> Set problem
Your answer must consist solely of the number of lines that contain the word "JSON".

=======

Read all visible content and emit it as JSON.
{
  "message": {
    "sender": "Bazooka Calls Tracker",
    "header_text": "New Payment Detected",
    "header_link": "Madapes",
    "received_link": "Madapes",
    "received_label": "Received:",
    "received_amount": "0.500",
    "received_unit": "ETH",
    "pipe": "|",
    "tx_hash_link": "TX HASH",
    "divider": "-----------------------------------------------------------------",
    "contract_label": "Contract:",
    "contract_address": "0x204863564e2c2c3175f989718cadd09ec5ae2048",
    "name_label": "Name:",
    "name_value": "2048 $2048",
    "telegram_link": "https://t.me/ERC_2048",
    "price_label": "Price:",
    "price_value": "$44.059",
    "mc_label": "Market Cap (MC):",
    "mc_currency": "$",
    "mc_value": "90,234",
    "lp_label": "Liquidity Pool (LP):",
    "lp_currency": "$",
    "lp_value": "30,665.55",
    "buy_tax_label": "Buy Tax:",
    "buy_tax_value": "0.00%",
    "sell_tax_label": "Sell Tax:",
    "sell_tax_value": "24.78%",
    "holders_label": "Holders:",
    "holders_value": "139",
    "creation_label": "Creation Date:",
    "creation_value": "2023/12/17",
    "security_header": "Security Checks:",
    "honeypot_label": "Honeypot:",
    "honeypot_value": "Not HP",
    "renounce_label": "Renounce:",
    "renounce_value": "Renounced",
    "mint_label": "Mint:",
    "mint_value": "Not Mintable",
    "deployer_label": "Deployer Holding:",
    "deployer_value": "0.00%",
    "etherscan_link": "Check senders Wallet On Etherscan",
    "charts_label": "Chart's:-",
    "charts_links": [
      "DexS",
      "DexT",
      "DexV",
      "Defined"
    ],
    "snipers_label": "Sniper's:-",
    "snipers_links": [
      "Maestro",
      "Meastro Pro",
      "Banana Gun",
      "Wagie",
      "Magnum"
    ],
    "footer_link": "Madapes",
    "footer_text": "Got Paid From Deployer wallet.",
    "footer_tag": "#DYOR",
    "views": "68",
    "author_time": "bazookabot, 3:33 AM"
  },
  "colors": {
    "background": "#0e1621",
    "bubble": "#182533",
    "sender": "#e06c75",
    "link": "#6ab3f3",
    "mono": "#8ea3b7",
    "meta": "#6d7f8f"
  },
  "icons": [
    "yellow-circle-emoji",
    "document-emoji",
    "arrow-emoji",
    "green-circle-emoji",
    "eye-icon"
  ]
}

=======

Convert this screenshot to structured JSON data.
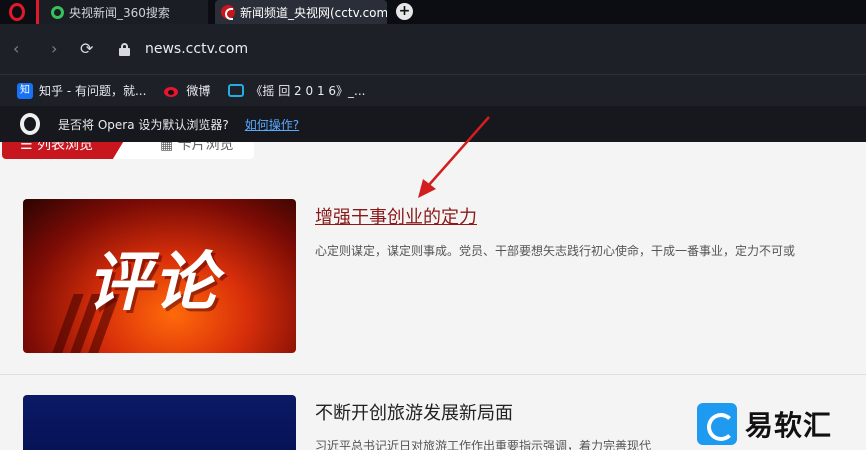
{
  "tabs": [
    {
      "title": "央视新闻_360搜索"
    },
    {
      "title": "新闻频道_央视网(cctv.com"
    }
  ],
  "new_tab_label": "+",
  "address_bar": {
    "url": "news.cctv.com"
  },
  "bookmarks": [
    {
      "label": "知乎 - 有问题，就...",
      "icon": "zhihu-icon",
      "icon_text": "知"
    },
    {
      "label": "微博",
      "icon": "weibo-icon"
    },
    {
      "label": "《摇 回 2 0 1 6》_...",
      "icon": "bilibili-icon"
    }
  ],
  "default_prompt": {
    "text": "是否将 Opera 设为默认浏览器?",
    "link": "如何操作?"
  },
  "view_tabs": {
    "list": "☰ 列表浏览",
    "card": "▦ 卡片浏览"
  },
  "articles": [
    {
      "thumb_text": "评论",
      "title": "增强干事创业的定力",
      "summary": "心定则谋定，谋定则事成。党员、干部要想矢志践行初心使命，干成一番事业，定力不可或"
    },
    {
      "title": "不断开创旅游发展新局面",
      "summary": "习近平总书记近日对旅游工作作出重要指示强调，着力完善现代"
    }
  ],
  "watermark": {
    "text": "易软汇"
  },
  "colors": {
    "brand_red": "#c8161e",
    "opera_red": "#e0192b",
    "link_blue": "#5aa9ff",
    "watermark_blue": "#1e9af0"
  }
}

=======

> Written answer
2